- [Work required]: Gather every line that includes the word "JSON", please.

---------- Stored data ----------

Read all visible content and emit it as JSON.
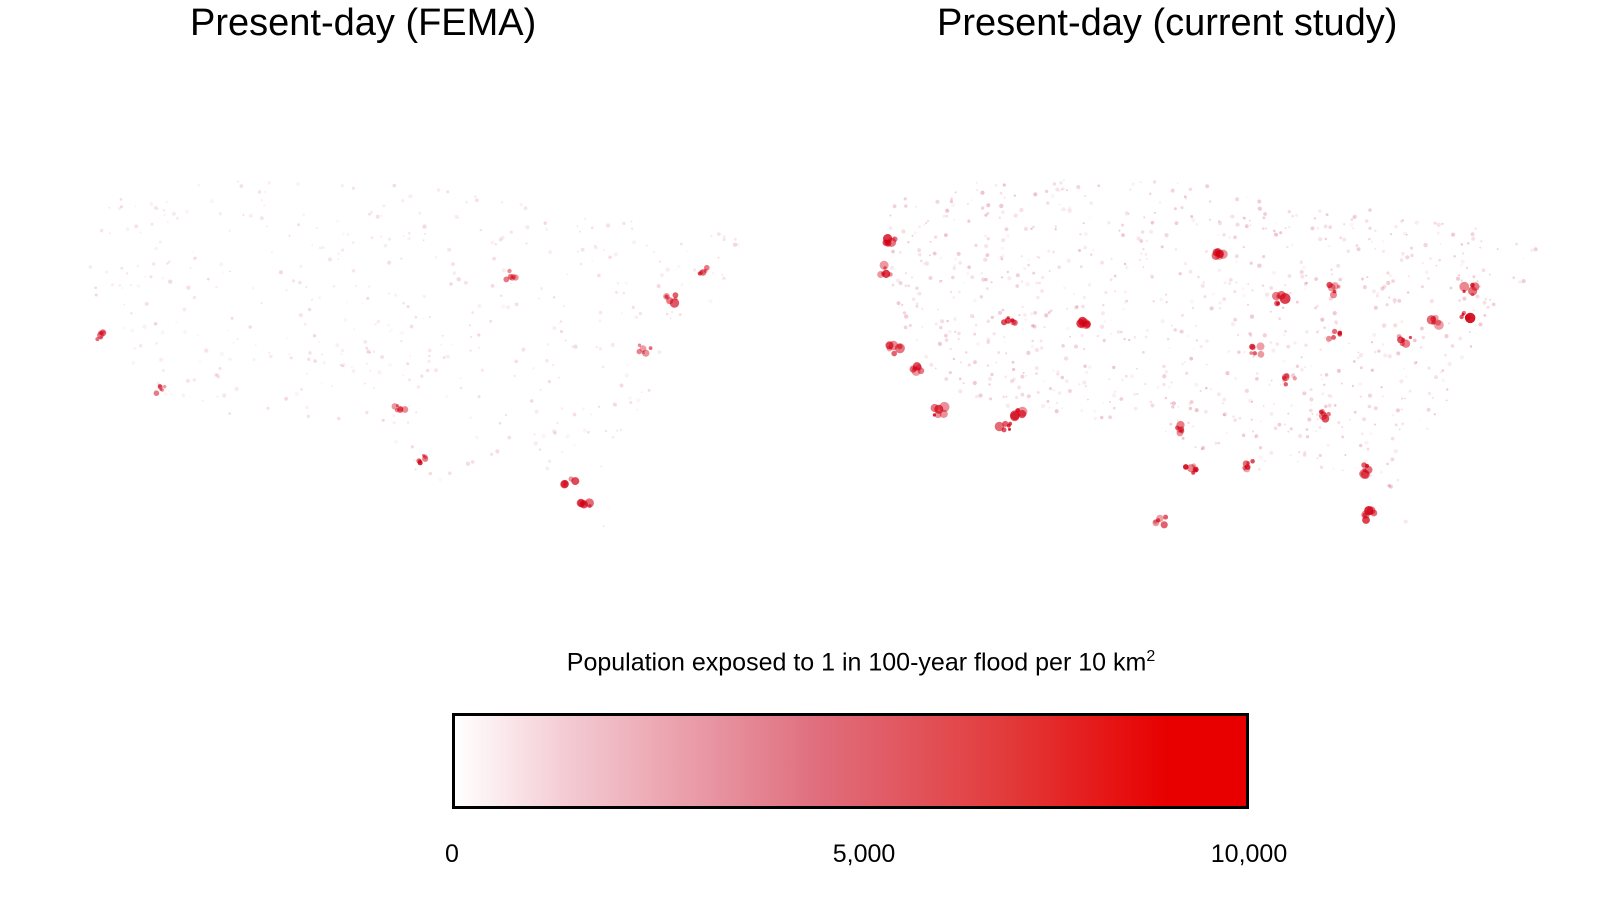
{
  "panels": [
    {
      "title": "Present-day (FEMA)",
      "intensity": "low"
    },
    {
      "title": "Present-day (current study)",
      "intensity": "high"
    }
  ],
  "legend": {
    "title": "Population exposed to 1 in 100-year flood per 10 km",
    "title_superscript": "2",
    "scale_min": 0,
    "scale_max": 10000,
    "ticks": [
      {
        "value": 0,
        "label": "0"
      },
      {
        "value": 5000,
        "label": "5,000"
      },
      {
        "value": 10000,
        "label": "10,000"
      }
    ],
    "colors": {
      "low": "#ffffff",
      "mid": "#e07080",
      "high": "#e80000"
    }
  }
}
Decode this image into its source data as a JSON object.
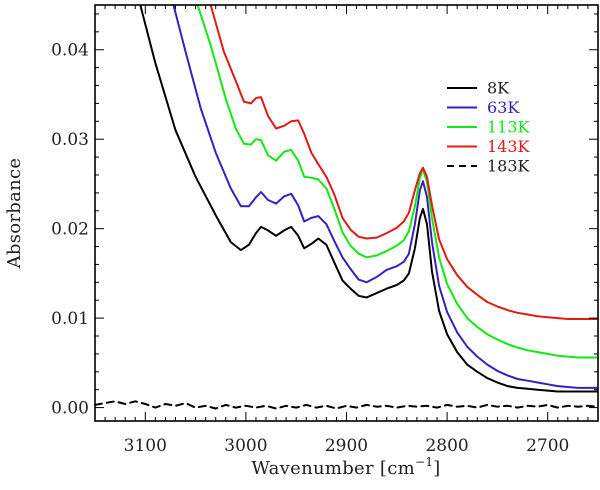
{
  "chart_data": {
    "type": "line",
    "title": "",
    "xlabel": "Wavenumber [cm",
    "xlabel_sup": "−1",
    "xlabel_close": "]",
    "ylabel": "Absorbance",
    "xlim": [
      3150,
      2650
    ],
    "ylim": [
      -0.0015,
      0.045
    ],
    "x_reversed": true,
    "grid": false,
    "legend_position": "top-right",
    "x_ticks": [
      3100,
      3000,
      2900,
      2800,
      2700
    ],
    "x_tick_labels": [
      "3100",
      "3000",
      "2900",
      "2800",
      "2700"
    ],
    "y_ticks": [
      0.0,
      0.01,
      0.02,
      0.03,
      0.04
    ],
    "y_tick_labels": [
      "0.00",
      "0.01",
      "0.02",
      "0.03",
      "0.04"
    ],
    "series": [
      {
        "name": "8K",
        "color": "#000000",
        "dash": "solid",
        "points": [
          [
            3105,
            0.045
          ],
          [
            3090,
            0.0385
          ],
          [
            3070,
            0.031
          ],
          [
            3050,
            0.0258
          ],
          [
            3030,
            0.0215
          ],
          [
            3015,
            0.0185
          ],
          [
            3005,
            0.0176
          ],
          [
            2997,
            0.0182
          ],
          [
            2990,
            0.0195
          ],
          [
            2985,
            0.0202
          ],
          [
            2978,
            0.0198
          ],
          [
            2970,
            0.0192
          ],
          [
            2962,
            0.0198
          ],
          [
            2955,
            0.0202
          ],
          [
            2948,
            0.0192
          ],
          [
            2942,
            0.0178
          ],
          [
            2935,
            0.0183
          ],
          [
            2928,
            0.0189
          ],
          [
            2920,
            0.0182
          ],
          [
            2912,
            0.0162
          ],
          [
            2904,
            0.0142
          ],
          [
            2896,
            0.0133
          ],
          [
            2888,
            0.0125
          ],
          [
            2880,
            0.0123
          ],
          [
            2870,
            0.0128
          ],
          [
            2860,
            0.0133
          ],
          [
            2850,
            0.0137
          ],
          [
            2843,
            0.0142
          ],
          [
            2838,
            0.015
          ],
          [
            2832,
            0.0178
          ],
          [
            2827,
            0.0212
          ],
          [
            2824,
            0.0222
          ],
          [
            2820,
            0.0205
          ],
          [
            2815,
            0.0152
          ],
          [
            2808,
            0.0108
          ],
          [
            2800,
            0.0082
          ],
          [
            2790,
            0.0062
          ],
          [
            2780,
            0.0048
          ],
          [
            2770,
            0.004
          ],
          [
            2760,
            0.0033
          ],
          [
            2750,
            0.0028
          ],
          [
            2740,
            0.0024
          ],
          [
            2730,
            0.0022
          ],
          [
            2720,
            0.0021
          ],
          [
            2710,
            0.002
          ],
          [
            2700,
            0.0019
          ],
          [
            2690,
            0.0018
          ],
          [
            2680,
            0.0018
          ],
          [
            2670,
            0.0018
          ],
          [
            2660,
            0.0018
          ],
          [
            2650,
            0.0018
          ]
        ]
      },
      {
        "name": "63K",
        "color": "#3a1fc0",
        "dash": "solid",
        "points": [
          [
            3072,
            0.045
          ],
          [
            3060,
            0.0398
          ],
          [
            3045,
            0.0335
          ],
          [
            3030,
            0.0285
          ],
          [
            3015,
            0.0245
          ],
          [
            3005,
            0.0225
          ],
          [
            2997,
            0.0225
          ],
          [
            2990,
            0.0235
          ],
          [
            2985,
            0.0241
          ],
          [
            2978,
            0.0232
          ],
          [
            2970,
            0.0228
          ],
          [
            2962,
            0.0236
          ],
          [
            2955,
            0.0239
          ],
          [
            2948,
            0.0226
          ],
          [
            2942,
            0.0208
          ],
          [
            2935,
            0.0212
          ],
          [
            2928,
            0.0214
          ],
          [
            2920,
            0.0205
          ],
          [
            2912,
            0.0186
          ],
          [
            2904,
            0.0168
          ],
          [
            2896,
            0.0155
          ],
          [
            2888,
            0.0143
          ],
          [
            2880,
            0.014
          ],
          [
            2870,
            0.0146
          ],
          [
            2860,
            0.0154
          ],
          [
            2850,
            0.0158
          ],
          [
            2843,
            0.0163
          ],
          [
            2838,
            0.0172
          ],
          [
            2832,
            0.0205
          ],
          [
            2827,
            0.0243
          ],
          [
            2824,
            0.0253
          ],
          [
            2820,
            0.0235
          ],
          [
            2815,
            0.0185
          ],
          [
            2808,
            0.0136
          ],
          [
            2800,
            0.0107
          ],
          [
            2790,
            0.0084
          ],
          [
            2780,
            0.0068
          ],
          [
            2770,
            0.0057
          ],
          [
            2760,
            0.0048
          ],
          [
            2750,
            0.0041
          ],
          [
            2740,
            0.0036
          ],
          [
            2730,
            0.0032
          ],
          [
            2720,
            0.003
          ],
          [
            2710,
            0.0028
          ],
          [
            2700,
            0.0026
          ],
          [
            2690,
            0.0024
          ],
          [
            2680,
            0.0023
          ],
          [
            2670,
            0.0022
          ],
          [
            2660,
            0.0022
          ],
          [
            2650,
            0.0022
          ]
        ]
      },
      {
        "name": "113K",
        "color": "#11ea11",
        "dash": "solid",
        "points": [
          [
            3048,
            0.045
          ],
          [
            3035,
            0.0405
          ],
          [
            3020,
            0.0345
          ],
          [
            3010,
            0.0312
          ],
          [
            3002,
            0.0295
          ],
          [
            2995,
            0.0294
          ],
          [
            2990,
            0.03
          ],
          [
            2985,
            0.0299
          ],
          [
            2978,
            0.0282
          ],
          [
            2970,
            0.0276
          ],
          [
            2962,
            0.0286
          ],
          [
            2955,
            0.0288
          ],
          [
            2948,
            0.0276
          ],
          [
            2942,
            0.0258
          ],
          [
            2935,
            0.0257
          ],
          [
            2928,
            0.0255
          ],
          [
            2920,
            0.0245
          ],
          [
            2912,
            0.0222
          ],
          [
            2904,
            0.0196
          ],
          [
            2896,
            0.0181
          ],
          [
            2888,
            0.0172
          ],
          [
            2880,
            0.0168
          ],
          [
            2870,
            0.017
          ],
          [
            2860,
            0.0175
          ],
          [
            2850,
            0.0181
          ],
          [
            2843,
            0.0187
          ],
          [
            2838,
            0.0197
          ],
          [
            2832,
            0.0225
          ],
          [
            2827,
            0.0257
          ],
          [
            2824,
            0.0266
          ],
          [
            2820,
            0.0252
          ],
          [
            2815,
            0.0212
          ],
          [
            2808,
            0.0168
          ],
          [
            2800,
            0.0138
          ],
          [
            2790,
            0.0116
          ],
          [
            2780,
            0.01
          ],
          [
            2770,
            0.009
          ],
          [
            2760,
            0.0082
          ],
          [
            2750,
            0.0076
          ],
          [
            2740,
            0.0071
          ],
          [
            2730,
            0.0067
          ],
          [
            2720,
            0.0064
          ],
          [
            2710,
            0.0062
          ],
          [
            2700,
            0.006
          ],
          [
            2690,
            0.0058
          ],
          [
            2680,
            0.0057
          ],
          [
            2670,
            0.0056
          ],
          [
            2660,
            0.0056
          ],
          [
            2650,
            0.0056
          ]
        ]
      },
      {
        "name": "143K",
        "color": "#e11a14",
        "dash": "solid",
        "points": [
          [
            3035,
            0.045
          ],
          [
            3022,
            0.0398
          ],
          [
            3010,
            0.0365
          ],
          [
            3002,
            0.0342
          ],
          [
            2995,
            0.034
          ],
          [
            2990,
            0.0346
          ],
          [
            2985,
            0.0347
          ],
          [
            2978,
            0.0326
          ],
          [
            2970,
            0.0312
          ],
          [
            2962,
            0.0315
          ],
          [
            2955,
            0.032
          ],
          [
            2948,
            0.0321
          ],
          [
            2942,
            0.0306
          ],
          [
            2935,
            0.0285
          ],
          [
            2928,
            0.0272
          ],
          [
            2920,
            0.0258
          ],
          [
            2912,
            0.0238
          ],
          [
            2904,
            0.0212
          ],
          [
            2896,
            0.0199
          ],
          [
            2888,
            0.0191
          ],
          [
            2880,
            0.0189
          ],
          [
            2870,
            0.019
          ],
          [
            2860,
            0.0195
          ],
          [
            2850,
            0.0201
          ],
          [
            2843,
            0.0208
          ],
          [
            2838,
            0.0218
          ],
          [
            2832,
            0.0243
          ],
          [
            2827,
            0.0262
          ],
          [
            2824,
            0.0268
          ],
          [
            2820,
            0.0258
          ],
          [
            2815,
            0.0226
          ],
          [
            2808,
            0.0188
          ],
          [
            2800,
            0.0166
          ],
          [
            2790,
            0.0148
          ],
          [
            2780,
            0.0135
          ],
          [
            2770,
            0.0126
          ],
          [
            2760,
            0.0118
          ],
          [
            2750,
            0.0113
          ],
          [
            2740,
            0.0109
          ],
          [
            2730,
            0.0106
          ],
          [
            2720,
            0.0104
          ],
          [
            2710,
            0.0102
          ],
          [
            2700,
            0.0101
          ],
          [
            2690,
            0.01
          ],
          [
            2680,
            0.0099
          ],
          [
            2670,
            0.0099
          ],
          [
            2660,
            0.0099
          ],
          [
            2650,
            0.0099
          ]
        ]
      },
      {
        "name": "183K",
        "color": "#000000",
        "dash": "dashed",
        "points": [
          [
            3150,
            0.0003
          ],
          [
            3140,
            0.0005
          ],
          [
            3130,
            0.0007
          ],
          [
            3120,
            0.0004
          ],
          [
            3110,
            0.0007
          ],
          [
            3100,
            0.0004
          ],
          [
            3090,
            0.0
          ],
          [
            3080,
            0.0004
          ],
          [
            3070,
            0.0002
          ],
          [
            3060,
            0.0005
          ],
          [
            3050,
            0.0
          ],
          [
            3040,
            0.0002
          ],
          [
            3030,
            -0.0001
          ],
          [
            3020,
            0.0003
          ],
          [
            3010,
            0.0
          ],
          [
            3000,
            0.0002
          ],
          [
            2990,
            0.0
          ],
          [
            2980,
            0.0002
          ],
          [
            2970,
            -0.0001
          ],
          [
            2960,
            0.0002
          ],
          [
            2950,
            0.0
          ],
          [
            2940,
            0.0003
          ],
          [
            2930,
            0.0
          ],
          [
            2920,
            0.0002
          ],
          [
            2910,
            -0.0001
          ],
          [
            2900,
            0.0002
          ],
          [
            2890,
            0.0
          ],
          [
            2880,
            0.0003
          ],
          [
            2870,
            0.0001
          ],
          [
            2860,
            0.0002
          ],
          [
            2850,
            0.0
          ],
          [
            2840,
            0.0002
          ],
          [
            2830,
            0.0001
          ],
          [
            2820,
            0.0002
          ],
          [
            2810,
            0.0
          ],
          [
            2800,
            0.0003
          ],
          [
            2790,
            0.0001
          ],
          [
            2780,
            0.0002
          ],
          [
            2770,
            0.0
          ],
          [
            2760,
            0.0003
          ],
          [
            2750,
            0.0001
          ],
          [
            2740,
            0.0002
          ],
          [
            2730,
            0.0
          ],
          [
            2720,
            0.0002
          ],
          [
            2710,
            0.0001
          ],
          [
            2700,
            0.0003
          ],
          [
            2690,
            0.0
          ],
          [
            2680,
            0.0002
          ],
          [
            2670,
            0.0001
          ],
          [
            2660,
            0.0002
          ],
          [
            2650,
            0.0001
          ]
        ]
      }
    ]
  }
}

----------

- [Answer for the task]:
Read all visible content and emit it as JSON.
Decode this image into its source data as a JSON object.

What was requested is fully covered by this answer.